* **Records shown**
-- Start --
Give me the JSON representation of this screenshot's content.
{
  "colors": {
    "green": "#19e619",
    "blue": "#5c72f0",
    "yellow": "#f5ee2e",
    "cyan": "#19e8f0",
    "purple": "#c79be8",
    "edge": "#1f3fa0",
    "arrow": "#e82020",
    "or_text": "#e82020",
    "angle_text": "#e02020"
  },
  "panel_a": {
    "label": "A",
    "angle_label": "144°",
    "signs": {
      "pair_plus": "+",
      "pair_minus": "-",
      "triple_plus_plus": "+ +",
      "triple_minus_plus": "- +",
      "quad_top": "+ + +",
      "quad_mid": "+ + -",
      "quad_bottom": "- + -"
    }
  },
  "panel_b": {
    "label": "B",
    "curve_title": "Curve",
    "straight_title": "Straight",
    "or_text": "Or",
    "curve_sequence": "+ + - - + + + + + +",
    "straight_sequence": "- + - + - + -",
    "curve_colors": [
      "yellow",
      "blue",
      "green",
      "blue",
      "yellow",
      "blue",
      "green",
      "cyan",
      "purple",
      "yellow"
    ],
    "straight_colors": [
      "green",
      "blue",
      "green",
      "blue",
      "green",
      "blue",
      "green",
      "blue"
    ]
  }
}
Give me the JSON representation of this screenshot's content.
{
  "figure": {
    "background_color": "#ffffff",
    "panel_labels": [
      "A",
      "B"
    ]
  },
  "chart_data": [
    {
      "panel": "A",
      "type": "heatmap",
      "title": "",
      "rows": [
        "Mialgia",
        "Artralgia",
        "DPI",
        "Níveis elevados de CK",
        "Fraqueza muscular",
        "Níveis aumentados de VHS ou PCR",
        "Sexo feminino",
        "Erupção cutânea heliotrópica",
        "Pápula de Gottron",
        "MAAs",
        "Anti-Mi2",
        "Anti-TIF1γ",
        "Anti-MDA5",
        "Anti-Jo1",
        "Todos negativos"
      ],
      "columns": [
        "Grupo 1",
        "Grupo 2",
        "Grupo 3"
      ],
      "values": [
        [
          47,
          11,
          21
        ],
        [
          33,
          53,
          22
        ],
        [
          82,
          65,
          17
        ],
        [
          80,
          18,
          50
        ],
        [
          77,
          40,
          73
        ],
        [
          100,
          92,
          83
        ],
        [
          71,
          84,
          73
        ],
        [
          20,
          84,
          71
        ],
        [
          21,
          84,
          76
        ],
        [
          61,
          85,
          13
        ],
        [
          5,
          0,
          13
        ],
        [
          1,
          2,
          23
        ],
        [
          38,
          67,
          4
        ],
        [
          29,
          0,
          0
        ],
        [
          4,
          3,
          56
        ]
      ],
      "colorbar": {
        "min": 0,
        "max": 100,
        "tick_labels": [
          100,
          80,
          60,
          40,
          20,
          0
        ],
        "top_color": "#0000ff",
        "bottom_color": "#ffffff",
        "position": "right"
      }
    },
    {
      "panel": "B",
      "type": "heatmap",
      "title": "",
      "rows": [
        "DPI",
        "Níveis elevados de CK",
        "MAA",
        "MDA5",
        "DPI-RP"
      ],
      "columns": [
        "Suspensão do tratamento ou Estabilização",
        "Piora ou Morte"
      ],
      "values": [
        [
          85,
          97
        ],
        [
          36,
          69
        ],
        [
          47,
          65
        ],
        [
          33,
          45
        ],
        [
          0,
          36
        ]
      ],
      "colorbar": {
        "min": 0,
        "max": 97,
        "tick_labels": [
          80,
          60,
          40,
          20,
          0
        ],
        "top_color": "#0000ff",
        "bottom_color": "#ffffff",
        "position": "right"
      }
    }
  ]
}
-- End --
* **What needs to be done**
Write out the listing once more, matching it exactly.

* **Exercise answer**
Give me the JSON representation of this screenshot's content.
{
  "colors": {
    "green": "#19e619",
    "blue": "#5c72f0",
    "yellow": "#f5ee2e",
    "cyan": "#19e8f0",
    "purple": "#c79be8",
    "edge": "#1f3fa0",
    "arrow": "#e82020",
    "or_text": "#e82020",
    "angle_text": "#e02020"
  },
  "panel_a": {
    "label": "A",
    "angle_label": "144°",
    "signs": {
      "pair_plus": "+",
      "pair_minus": "-",
      "triple_plus_plus": "+ +",
      "triple_minus_plus": "- +",
      "quad_top": "+ + +",
      "quad_mid": "+ + -",
      "quad_bottom": "- + -"
    }
  },
  "panel_b": {
    "label": "B",
    "curve_title": "Curve",
    "straight_title": "Straight",
    "or_text": "Or",
    "curve_sequence": "+ + - - + + + + + +",
    "straight_sequence": "- + - + - + -",
    "curve_colors": [
      "yellow",
      "blue",
      "green",
      "blue",
      "yellow",
      "blue",
      "green",
      "cyan",
      "purple",
      "yellow"
    ],
    "straight_colors": [
      "green",
      "blue",
      "green",
      "blue",
      "green",
      "blue",
      "green",
      "blue"
    ]
  }
}
Give me the JSON representation of this screenshot's content.
{
  "figure": {
    "background_color": "#ffffff",
    "panel_labels": [
      "A",
      "B"
    ]
  },
  "chart_data": [
    {
      "panel": "A",
      "type": "heatmap",
      "title": "",
      "rows": [
        "Mialgia",
        "Artralgia",
        "DPI",
        "Níveis elevados de CK",
        "Fraqueza muscular",
        "Níveis aumentados de VHS ou PCR",
        "Sexo feminino",
        "Erupção cutânea heliotrópica",
        "Pápula de Gottron",
        "MAAs",
        "Anti-Mi2",
        "Anti-TIF1γ",
        "Anti-MDA5",
        "Anti-Jo1",
        "Todos negativos"
      ],
      "columns": [
        "Grupo 1",
        "Grupo 2",
        "Grupo 3"
      ],
      "values": [
        [
          47,
          11,
          21
        ],
        [
          33,
          53,
          22
        ],
        [
          82,
          65,
          17
        ],
        [
          80,
          18,
          50
        ],
        [
          77,
          40,
          73
        ],
        [
          100,
          92,
          83
        ],
        [
          71,
          84,
          73
        ],
        [
          20,
          84,
          71
        ],
        [
          21,
          84,
          76
        ],
        [
          61,
          85,
          13
        ],
        [
          5,
          0,
          13
        ],
        [
          1,
          2,
          23
        ],
        [
          38,
          67,
          4
        ],
        [
          29,
          0,
          0
        ],
        [
          4,
          3,
          56
        ]
      ],
      "colorbar": {
        "min": 0,
        "max": 100,
        "tick_labels": [
          100,
          80,
          60,
          40,
          20,
          0
        ],
        "top_color": "#0000ff",
        "bottom_color": "#ffffff",
        "position": "right"
      }
    },
    {
      "panel": "B",
      "type": "heatmap",
      "title": "",
      "rows": [
        "DPI",
        "Níveis elevados de CK",
        "MAA",
        "MDA5",
        "DPI-RP"
      ],
      "columns": [
        "Suspensão do tratamento ou Estabilização",
        "Piora ou Morte"
      ],
      "values": [
        [
          85,
          97
        ],
        [
          36,
          69
        ],
        [
          47,
          65
        ],
        [
          33,
          45
        ],
        [
          0,
          36
        ]
      ],
      "colorbar": {
        "min": 0,
        "max": 97,
        "tick_labels": [
          80,
          60,
          40,
          20,
          0
        ],
        "top_color": "#0000ff",
        "bottom_color": "#ffffff",
        "position": "right"
      }
    }
  ]
}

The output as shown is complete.